**GIVEN PROBLEM:**
Return the whole listing, keeping every character the same.

(Figure data in JSON)
▬▬▬▬▬▬▬▬▬▬

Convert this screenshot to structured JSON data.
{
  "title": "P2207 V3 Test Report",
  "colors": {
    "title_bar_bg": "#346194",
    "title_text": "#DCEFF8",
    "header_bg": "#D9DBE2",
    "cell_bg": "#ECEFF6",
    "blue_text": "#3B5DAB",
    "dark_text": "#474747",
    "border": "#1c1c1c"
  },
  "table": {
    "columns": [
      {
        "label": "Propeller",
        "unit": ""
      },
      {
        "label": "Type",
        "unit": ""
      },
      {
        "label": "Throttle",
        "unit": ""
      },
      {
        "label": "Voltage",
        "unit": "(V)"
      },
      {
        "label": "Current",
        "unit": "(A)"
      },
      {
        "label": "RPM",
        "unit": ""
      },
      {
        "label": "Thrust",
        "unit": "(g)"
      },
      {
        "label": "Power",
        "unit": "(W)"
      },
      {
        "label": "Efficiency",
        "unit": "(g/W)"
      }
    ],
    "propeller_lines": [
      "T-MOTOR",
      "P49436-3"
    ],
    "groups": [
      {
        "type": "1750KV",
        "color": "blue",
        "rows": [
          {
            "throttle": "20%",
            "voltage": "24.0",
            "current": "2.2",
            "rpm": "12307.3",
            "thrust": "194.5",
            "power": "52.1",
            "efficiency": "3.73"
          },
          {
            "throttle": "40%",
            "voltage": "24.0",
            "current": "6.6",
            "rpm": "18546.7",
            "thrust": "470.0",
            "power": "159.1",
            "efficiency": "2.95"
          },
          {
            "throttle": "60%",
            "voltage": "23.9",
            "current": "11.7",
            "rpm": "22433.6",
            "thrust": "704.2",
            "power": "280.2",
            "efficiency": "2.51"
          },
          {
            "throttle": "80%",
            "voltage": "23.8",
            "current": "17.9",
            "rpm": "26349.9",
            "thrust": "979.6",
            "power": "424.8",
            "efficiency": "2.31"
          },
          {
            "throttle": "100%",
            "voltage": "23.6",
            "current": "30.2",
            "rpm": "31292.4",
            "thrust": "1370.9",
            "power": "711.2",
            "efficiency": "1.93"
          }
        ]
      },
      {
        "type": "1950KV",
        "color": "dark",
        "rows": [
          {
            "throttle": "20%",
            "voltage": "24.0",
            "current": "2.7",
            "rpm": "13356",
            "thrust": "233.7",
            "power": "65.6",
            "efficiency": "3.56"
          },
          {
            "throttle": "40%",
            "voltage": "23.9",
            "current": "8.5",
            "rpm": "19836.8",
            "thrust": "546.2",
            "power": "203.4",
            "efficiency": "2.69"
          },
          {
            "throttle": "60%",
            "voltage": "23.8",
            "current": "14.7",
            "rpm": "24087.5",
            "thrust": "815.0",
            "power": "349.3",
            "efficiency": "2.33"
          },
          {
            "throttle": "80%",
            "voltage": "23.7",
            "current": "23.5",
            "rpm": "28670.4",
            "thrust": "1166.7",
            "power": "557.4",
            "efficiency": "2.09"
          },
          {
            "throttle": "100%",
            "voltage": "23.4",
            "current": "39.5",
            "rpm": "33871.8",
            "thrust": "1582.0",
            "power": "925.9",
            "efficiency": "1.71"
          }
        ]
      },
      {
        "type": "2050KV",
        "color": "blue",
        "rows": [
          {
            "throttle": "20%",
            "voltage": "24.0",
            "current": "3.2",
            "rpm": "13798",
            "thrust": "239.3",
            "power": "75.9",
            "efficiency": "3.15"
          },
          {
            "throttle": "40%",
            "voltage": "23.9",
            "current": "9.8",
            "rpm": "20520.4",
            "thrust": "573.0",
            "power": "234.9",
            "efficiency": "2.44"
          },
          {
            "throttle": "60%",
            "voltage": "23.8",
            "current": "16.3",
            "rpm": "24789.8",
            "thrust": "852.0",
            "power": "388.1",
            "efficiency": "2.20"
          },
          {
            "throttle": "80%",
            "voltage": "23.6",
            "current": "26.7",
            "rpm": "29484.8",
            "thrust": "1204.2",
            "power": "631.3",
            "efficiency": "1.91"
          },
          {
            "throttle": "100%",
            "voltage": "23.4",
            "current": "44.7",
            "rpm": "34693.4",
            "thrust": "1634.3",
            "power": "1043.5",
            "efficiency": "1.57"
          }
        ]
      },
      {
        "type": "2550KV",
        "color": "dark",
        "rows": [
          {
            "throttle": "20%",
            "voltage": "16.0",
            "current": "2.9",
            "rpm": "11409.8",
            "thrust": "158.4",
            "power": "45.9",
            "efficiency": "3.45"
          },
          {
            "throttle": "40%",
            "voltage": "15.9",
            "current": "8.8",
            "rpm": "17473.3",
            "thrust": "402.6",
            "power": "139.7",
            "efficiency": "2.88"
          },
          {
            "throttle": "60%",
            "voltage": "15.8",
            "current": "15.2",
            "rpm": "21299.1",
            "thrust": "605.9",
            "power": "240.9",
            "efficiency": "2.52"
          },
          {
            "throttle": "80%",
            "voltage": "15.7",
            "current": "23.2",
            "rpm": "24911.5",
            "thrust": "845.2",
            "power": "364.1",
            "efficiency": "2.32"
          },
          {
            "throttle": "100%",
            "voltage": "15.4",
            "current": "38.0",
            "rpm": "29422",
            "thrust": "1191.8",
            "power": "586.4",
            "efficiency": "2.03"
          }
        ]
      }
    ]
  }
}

▬▬▬▬▬▬▬▬▬▬

**THE RESULT:**
Convert this screenshot to structured JSON data.
{
  "title": "P2207 V3 Test Report",
  "colors": {
    "title_bar_bg": "#346194",
    "title_text": "#DCEFF8",
    "header_bg": "#D9DBE2",
    "cell_bg": "#ECEFF6",
    "blue_text": "#3B5DAB",
    "dark_text": "#474747",
    "border": "#1c1c1c"
  },
  "table": {
    "columns": [
      {
        "label": "Propeller",
        "unit": ""
      },
      {
        "label": "Type",
        "unit": ""
      },
      {
        "label": "Throttle",
        "unit": ""
      },
      {
        "label": "Voltage",
        "unit": "(V)"
      },
      {
        "label": "Current",
        "unit": "(A)"
      },
      {
        "label": "RPM",
        "unit": ""
      },
      {
        "label": "Thrust",
        "unit": "(g)"
      },
      {
        "label": "Power",
        "unit": "(W)"
      },
      {
        "label": "Efficiency",
        "unit": "(g/W)"
      }
    ],
    "propeller_lines": [
      "T-MOTOR",
      "P49436-3"
    ],
    "groups": [
      {
        "type": "1750KV",
        "color": "blue",
        "rows": [
          {
            "throttle": "20%",
            "voltage": "24.0",
            "current": "2.2",
            "rpm": "12307.3",
            "thrust": "194.5",
            "power": "52.1",
            "efficiency": "3.73"
          },
          {
            "throttle": "40%",
            "voltage": "24.0",
            "current": "6.6",
            "rpm": "18546.7",
            "thrust": "470.0",
            "power": "159.1",
            "efficiency": "2.95"
          },
          {
            "throttle": "60%",
            "voltage": "23.9",
            "current": "11.7",
            "rpm": "22433.6",
            "thrust": "704.2",
            "power": "280.2",
            "efficiency": "2.51"
          },
          {
            "throttle": "80%",
            "voltage": "23.8",
            "current": "17.9",
            "rpm": "26349.9",
            "thrust": "979.6",
            "power": "424.8",
            "efficiency": "2.31"
          },
          {
            "throttle": "100%",
            "voltage": "23.6",
            "current": "30.2",
            "rpm": "31292.4",
            "thrust": "1370.9",
            "power": "711.2",
            "efficiency": "1.93"
          }
        ]
      },
      {
        "type": "1950KV",
        "color": "dark",
        "rows": [
          {
            "throttle": "20%",
            "voltage": "24.0",
            "current": "2.7",
            "rpm": "13356",
            "thrust": "233.7",
            "power": "65.6",
            "efficiency": "3.56"
          },
          {
            "throttle": "40%",
            "voltage": "23.9",
            "current": "8.5",
            "rpm": "19836.8",
            "thrust": "546.2",
            "power": "203.4",
            "efficiency": "2.69"
          },
          {
            "throttle": "60%",
            "voltage": "23.8",
            "current": "14.7",
            "rpm": "24087.5",
            "thrust": "815.0",
            "power": "349.3",
            "efficiency": "2.33"
          },
          {
            "throttle": "80%",
            "voltage": "23.7",
            "current": "23.5",
            "rpm": "28670.4",
            "thrust": "1166.7",
            "power": "557.4",
            "efficiency": "2.09"
          },
          {
            "throttle": "100%",
            "voltage": "23.4",
            "current": "39.5",
            "rpm": "33871.8",
            "thrust": "1582.0",
            "power": "925.9",
            "efficiency": "1.71"
          }
        ]
      },
      {
        "type": "2050KV",
        "color": "blue",
        "rows": [
          {
            "throttle": "20%",
            "voltage": "24.0",
            "current": "3.2",
            "rpm": "13798",
            "thrust": "239.3",
            "power": "75.9",
            "efficiency": "3.15"
          },
          {
            "throttle": "40%",
            "voltage": "23.9",
            "current": "9.8",
            "rpm": "20520.4",
            "thrust": "573.0",
            "power": "234.9",
            "efficiency": "2.44"
          },
          {
            "throttle": "60%",
            "voltage": "23.8",
            "current": "16.3",
            "rpm": "24789.8",
            "thrust": "852.0",
            "power": "388.1",
            "efficiency": "2.20"
          },
          {
            "throttle": "80%",
            "voltage": "23.6",
            "current": "26.7",
            "rpm": "29484.8",
            "thrust": "1204.2",
            "power": "631.3",
            "efficiency": "1.91"
          },
          {
            "throttle": "100%",
            "voltage": "23.4",
            "current": "44.7",
            "rpm": "34693.4",
            "thrust": "1634.3",
            "power": "1043.5",
            "efficiency": "1.57"
          }
        ]
      },
      {
        "type": "2550KV",
        "color": "dark",
        "rows": [
          {
            "throttle": "20%",
            "voltage": "16.0",
            "current": "2.9",
            "rpm": "11409.8",
            "thrust": "158.4",
            "power": "45.9",
            "efficiency": "3.45"
          },
          {
            "throttle": "40%",
            "voltage": "15.9",
            "current": "8.8",
            "rpm": "17473.3",
            "thrust": "402.6",
            "power": "139.7",
            "efficiency": "2.88"
          },
          {
            "throttle": "60%",
            "voltage": "15.8",
            "current": "15.2",
            "rpm": "21299.1",
            "thrust": "605.9",
            "power": "240.9",
            "efficiency": "2.52"
          },
          {
            "throttle": "80%",
            "voltage": "15.7",
            "current": "23.2",
            "rpm": "24911.5",
            "thrust": "845.2",
            "power": "364.1",
            "efficiency": "2.32"
          },
          {
            "throttle": "100%",
            "voltage": "15.4",
            "current": "38.0",
            "rpm": "29422",
            "thrust": "1191.8",
            "power": "586.4",
            "efficiency": "2.03"
          }
        ]
      }
    ]
  }
}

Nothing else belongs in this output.